((

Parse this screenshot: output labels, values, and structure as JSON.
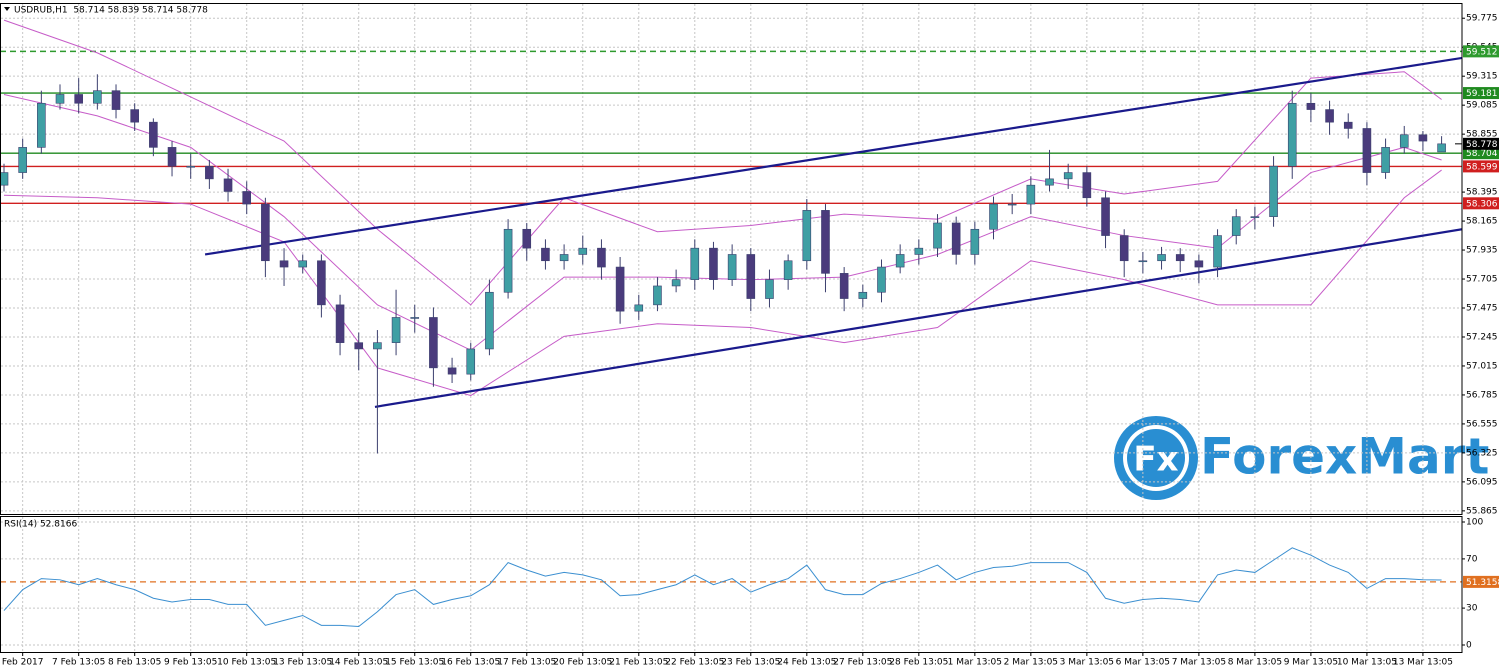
{
  "symbol_info": "USDRUB,H1  58.714 58.839 58.714 58.778",
  "watermark": {
    "mark": "Fx",
    "name": "ForexMart"
  },
  "chart_data": [
    {
      "type": "candlestick",
      "categories": [
        null,
        "Feb 2017",
        null,
        null,
        "7 Feb 13:05",
        null,
        null,
        "8 Feb 13:05",
        null,
        null,
        "9 Feb 13:05",
        null,
        null,
        "10 Feb 13:05",
        null,
        null,
        "13 Feb 13:05",
        null,
        null,
        "14 Feb 13:05",
        null,
        null,
        "15 Feb 13:05",
        null,
        null,
        "16 Feb 13:05",
        null,
        null,
        "17 Feb 13:05",
        null,
        null,
        "20 Feb 13:05",
        null,
        null,
        "21 Feb 13:05",
        null,
        null,
        "22 Feb 13:05",
        null,
        null,
        "23 Feb 13:05",
        null,
        null,
        "24 Feb 13:05",
        null,
        null,
        "27 Feb 13:05",
        null,
        null,
        "28 Feb 13:05",
        null,
        null,
        "1 Mar 13:05",
        null,
        null,
        "2 Mar 13:05",
        null,
        null,
        "3 Mar 13:05",
        null,
        null,
        "6 Mar 13:05",
        null,
        null,
        "7 Mar 13:05",
        null,
        null,
        "8 Mar 13:05",
        null,
        null,
        "9 Mar 13:05",
        null,
        null,
        "10 Mar 13:05",
        null,
        null,
        "13 Mar 13:05",
        null
      ],
      "open": [
        58.45,
        58.55,
        58.75,
        59.1,
        59.17,
        59.1,
        59.2,
        59.05,
        58.95,
        58.75,
        58.6,
        58.6,
        58.5,
        58.4,
        58.3,
        57.85,
        57.8,
        57.85,
        57.5,
        57.2,
        57.15,
        57.2,
        57.4,
        57.4,
        57.0,
        56.95,
        57.15,
        57.6,
        58.1,
        57.95,
        57.85,
        57.9,
        57.95,
        57.8,
        57.45,
        57.5,
        57.65,
        57.7,
        57.95,
        57.7,
        57.9,
        57.55,
        57.7,
        57.85,
        58.25,
        57.75,
        57.55,
        57.6,
        57.8,
        57.9,
        57.95,
        58.15,
        57.9,
        58.1,
        58.3,
        58.3,
        58.45,
        58.5,
        58.55,
        58.35,
        58.05,
        57.85,
        57.85,
        57.9,
        57.85,
        57.8,
        58.05,
        58.2,
        58.2,
        58.6,
        59.1,
        59.05,
        58.95,
        58.9,
        58.55,
        58.75,
        58.85,
        58.714
      ],
      "high": [
        58.62,
        58.82,
        59.2,
        59.25,
        59.3,
        59.33,
        59.25,
        59.1,
        58.98,
        58.8,
        58.7,
        58.65,
        58.58,
        58.48,
        58.35,
        57.95,
        57.9,
        57.9,
        57.58,
        57.28,
        57.3,
        57.62,
        57.5,
        57.48,
        57.08,
        57.2,
        57.7,
        58.18,
        58.15,
        58.02,
        57.98,
        58.05,
        58.02,
        57.88,
        57.58,
        57.72,
        57.78,
        58.02,
        58.0,
        57.98,
        57.95,
        57.78,
        57.9,
        58.34,
        58.3,
        57.8,
        57.66,
        57.86,
        57.98,
        58.02,
        58.22,
        58.2,
        58.16,
        58.36,
        58.38,
        58.52,
        58.73,
        58.62,
        58.6,
        58.4,
        58.1,
        57.92,
        57.96,
        57.95,
        57.9,
        58.1,
        58.26,
        58.28,
        58.68,
        59.2,
        59.18,
        59.12,
        59.02,
        58.95,
        58.82,
        58.92,
        58.88,
        58.839
      ],
      "low": [
        58.4,
        58.5,
        58.7,
        59.05,
        59.02,
        59.05,
        58.98,
        58.88,
        58.68,
        58.52,
        58.5,
        58.42,
        58.32,
        58.22,
        57.72,
        57.65,
        57.75,
        57.4,
        57.1,
        56.98,
        56.32,
        57.1,
        57.28,
        56.85,
        56.88,
        56.9,
        57.1,
        57.55,
        57.85,
        57.78,
        57.78,
        57.82,
        57.7,
        57.35,
        57.38,
        57.45,
        57.6,
        57.62,
        57.62,
        57.65,
        57.45,
        57.48,
        57.62,
        57.78,
        57.6,
        57.45,
        57.48,
        57.52,
        57.75,
        57.82,
        57.88,
        57.82,
        57.82,
        58.02,
        58.22,
        58.22,
        58.4,
        58.42,
        58.28,
        57.95,
        57.72,
        57.75,
        57.78,
        57.76,
        57.67,
        57.72,
        57.98,
        58.1,
        58.12,
        58.5,
        58.95,
        58.85,
        58.82,
        58.45,
        58.5,
        58.7,
        58.72,
        58.714
      ],
      "close": [
        58.55,
        58.75,
        59.1,
        59.17,
        59.1,
        59.2,
        59.05,
        58.95,
        58.75,
        58.6,
        58.6,
        58.5,
        58.4,
        58.3,
        57.85,
        57.8,
        57.85,
        57.5,
        57.2,
        57.15,
        57.2,
        57.4,
        57.4,
        57.0,
        56.95,
        57.15,
        57.6,
        58.1,
        57.95,
        57.85,
        57.9,
        57.95,
        57.8,
        57.45,
        57.5,
        57.65,
        57.7,
        57.95,
        57.7,
        57.9,
        57.55,
        57.7,
        57.85,
        58.25,
        57.75,
        57.55,
        57.6,
        57.8,
        57.9,
        57.95,
        58.15,
        57.9,
        58.1,
        58.3,
        58.3,
        58.45,
        58.5,
        58.55,
        58.35,
        58.05,
        57.85,
        57.85,
        57.9,
        57.85,
        57.8,
        58.05,
        58.2,
        58.2,
        58.6,
        59.1,
        59.05,
        58.95,
        58.9,
        58.55,
        58.75,
        58.85,
        58.8,
        58.778
      ],
      "up_color": "#3f9fa4",
      "down_color": "#4a3b7c",
      "wick_color": "#3b3f6e",
      "ylim": [
        55.84,
        59.88
      ],
      "yticks": [
        59.775,
        59.545,
        59.315,
        59.085,
        58.855,
        58.395,
        58.165,
        57.935,
        57.705,
        57.475,
        57.245,
        57.015,
        56.785,
        56.555,
        56.325,
        56.095,
        55.865
      ],
      "grid": true,
      "bands": {
        "color": "#c65cc8",
        "x": [
          0,
          5,
          10,
          15,
          20,
          25,
          30,
          35,
          40,
          45,
          50,
          55,
          60,
          65,
          70,
          75,
          77
        ],
        "upper": [
          59.76,
          59.5,
          59.15,
          58.8,
          58.1,
          57.5,
          58.35,
          58.08,
          58.13,
          58.22,
          58.18,
          58.5,
          58.38,
          58.48,
          59.3,
          59.35,
          59.13
        ],
        "middle": [
          59.17,
          59.0,
          58.75,
          58.2,
          57.5,
          57.14,
          57.72,
          57.72,
          57.7,
          57.72,
          57.9,
          58.2,
          58.05,
          57.95,
          58.55,
          58.75,
          58.65
        ],
        "lower": [
          58.37,
          58.35,
          58.3,
          58.0,
          57.0,
          56.78,
          57.25,
          57.35,
          57.32,
          57.2,
          57.32,
          57.85,
          57.7,
          57.5,
          57.5,
          58.35,
          58.57
        ]
      },
      "trendlines": [
        {
          "color": "#1a1a8c",
          "x": [
            10.77,
            78.1
          ],
          "y": [
            57.9,
            59.46
          ]
        },
        {
          "color": "#1a1a8c",
          "x": [
            19.87,
            78.1
          ],
          "y": [
            56.69,
            58.1
          ]
        }
      ],
      "levels": [
        {
          "value": 59.512,
          "color": "#2e9a2e",
          "dashed": true
        },
        {
          "value": 59.181,
          "color": "#1f8a1f",
          "dashed": false
        },
        {
          "value": 58.704,
          "color": "#1f8a1f",
          "dashed": false
        },
        {
          "value": 58.599,
          "color": "#d01f1f",
          "dashed": false
        },
        {
          "value": 58.306,
          "color": "#d01f1f",
          "dashed": false
        }
      ],
      "last_price": 58.778
    },
    {
      "type": "line",
      "title": "RSI(14) 52.8166",
      "color": "#3b8fd0",
      "values": [
        28,
        45,
        54,
        53,
        49,
        54,
        49,
        45,
        38,
        35,
        37,
        37,
        33,
        33,
        16,
        20,
        24,
        16,
        16,
        15,
        27,
        41,
        45,
        33,
        37,
        40,
        49,
        67,
        61,
        56,
        59,
        57,
        53,
        40,
        41,
        45,
        49,
        57,
        49,
        54,
        43,
        49,
        54,
        65,
        45,
        41,
        41,
        50,
        54,
        59,
        65,
        53,
        59,
        63,
        64,
        67,
        67,
        67,
        59,
        38,
        34,
        37,
        38,
        37,
        35,
        57,
        61,
        59,
        69,
        79,
        73,
        65,
        59,
        46,
        54,
        54,
        53,
        52.8166
      ],
      "ylim": [
        0,
        100
      ],
      "yticks": [
        100,
        70,
        30,
        0
      ],
      "grid": true,
      "level": {
        "value": 51.3158,
        "color": "#e07020"
      }
    }
  ]
}
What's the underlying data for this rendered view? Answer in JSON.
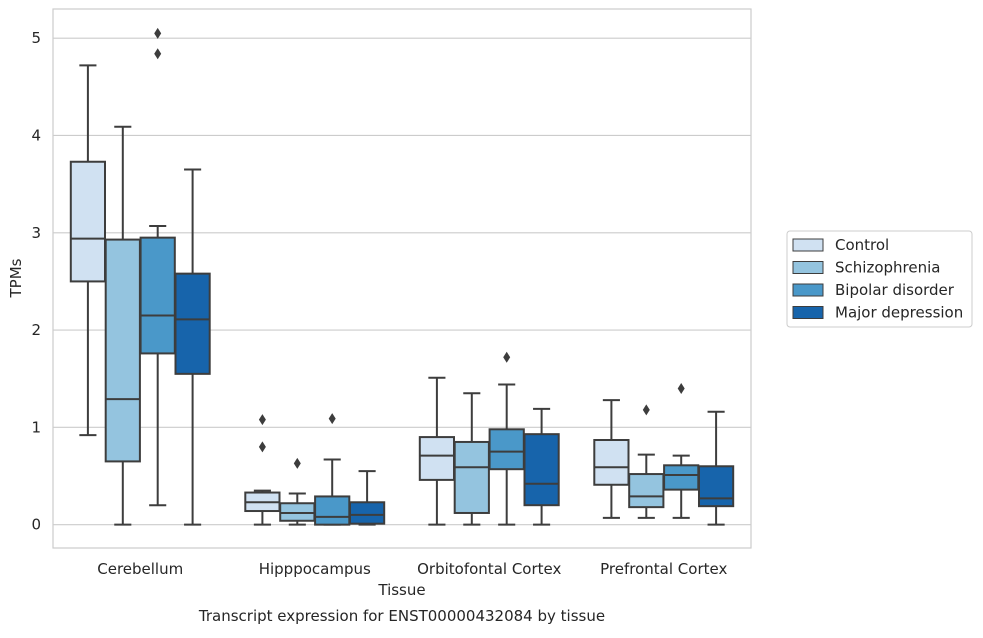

))

## The problem:
Select and copy every line from the records that includes the word "JSON".

## Output for this task:
Parse this screenshot: output labels, values, and structure as JSON.
What's the underlying data for this rendered view? Answer in JSON.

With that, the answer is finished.